## Passage provided
■ ■ ■

List and Load Codecs

from SoundCodec import codec

# List all available codecs
print(codec.list_codec())

# Load a specific codec
model = codec.load_codec('encodec_24k_6bps')

Single Audio Processing

import torchaudio

# Load audio
waveform, sample_rate = torchaudio.load('sample_audio.wav')
data_item = {'audio': {'array': waveform.numpy()[-1], 'sampling_rate': sample_rate}}

# Extract discrete units
sound_unit = model.extract_unit(data_item).unit

# Reconstruct audio
reconstructed = model.synth(data_item, local_save=False)['audio']['array']

⚑ Advanced Usage: Batch Processing

Codec-SUPERB supports efficient batch operations, typically providing 3-5x performance improvement on GPU.

# Prepare multiple samples
data_list = [
    {'audio': {'array': wave1, 'sampling_rate': 16000}},
    {'audio': {'array': wave2, 'sampling_rate': 16000}}
]

# Option 1: Batch extraction and decoding (Recommended)
batch_extracted = model.batch_extract_unit(data_list)
batch_decoded = model.batch_decode_unit(batch_extracted)

# Option 2: Complete batch synthesis pipeline
results = model.batch_synth(data_list, local_save=False)

Tip

Grouping samples by similar lengths can further optimize batch processing efficiency.

■ ■ ■

## Provided data
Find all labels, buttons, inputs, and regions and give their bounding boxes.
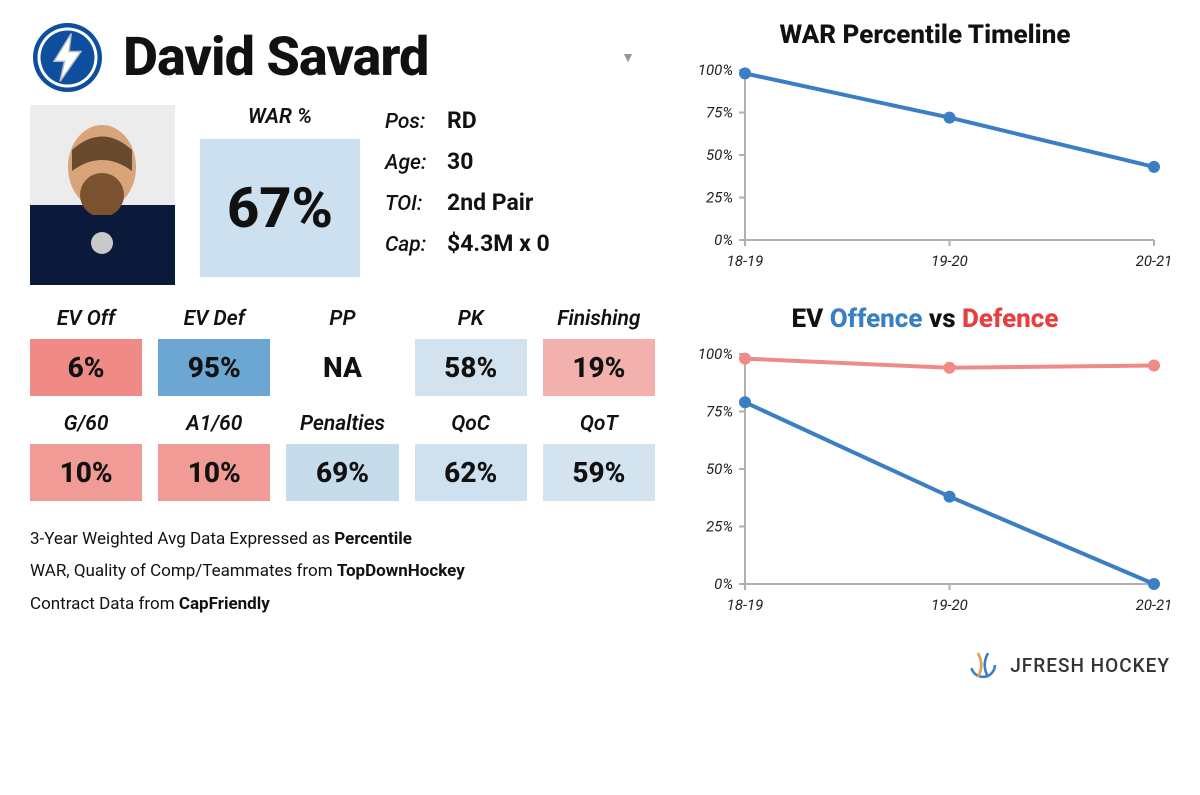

■ ■ ■

## Task details
Please output the Codec-SUPERB usage text above in full, word for word. The lines come from a separate source.

## Exercise result
List and Load Codecs

from SoundCodec import codec

# List all available codecs
print(codec.list_codec())

# Load a specific codec
model = codec.load_codec('encodec_24k_6bps')

Single Audio Processing

import torchaudio

# Load audio
waveform, sample_rate = torchaudio.load('sample_audio.wav')
data_item = {'audio': {'array': waveform.numpy()[-1], 'sampling_rate': sample_rate}}

# Extract discrete units
sound_unit = model.extract_unit(data_item).unit

# Reconstruct audio
reconstructed = model.synth(data_item, local_save=False)['audio']['array']

⚑ Advanced Usage: Batch Processing

Codec-SUPERB supports efficient batch operations, typically providing 3-5x performance improvement on GPU.

# Prepare multiple samples
data_list = [
    {'audio': {'array': wave1, 'sampling_rate': 16000}},
    {'audio': {'array': wave2, 'sampling_rate': 16000}}
]

# Option 1: Batch extraction and decoding (Recommended)
batch_extracted = model.batch_extract_unit(data_list)
batch_decoded = model.batch_decode_unit(batch_extracted)

# Option 2: Complete batch synthesis pipeline
results = model.batch_synth(data_list, local_save=False)

Tip

Grouping samples by similar lengths can further optimize batch processing efficiency.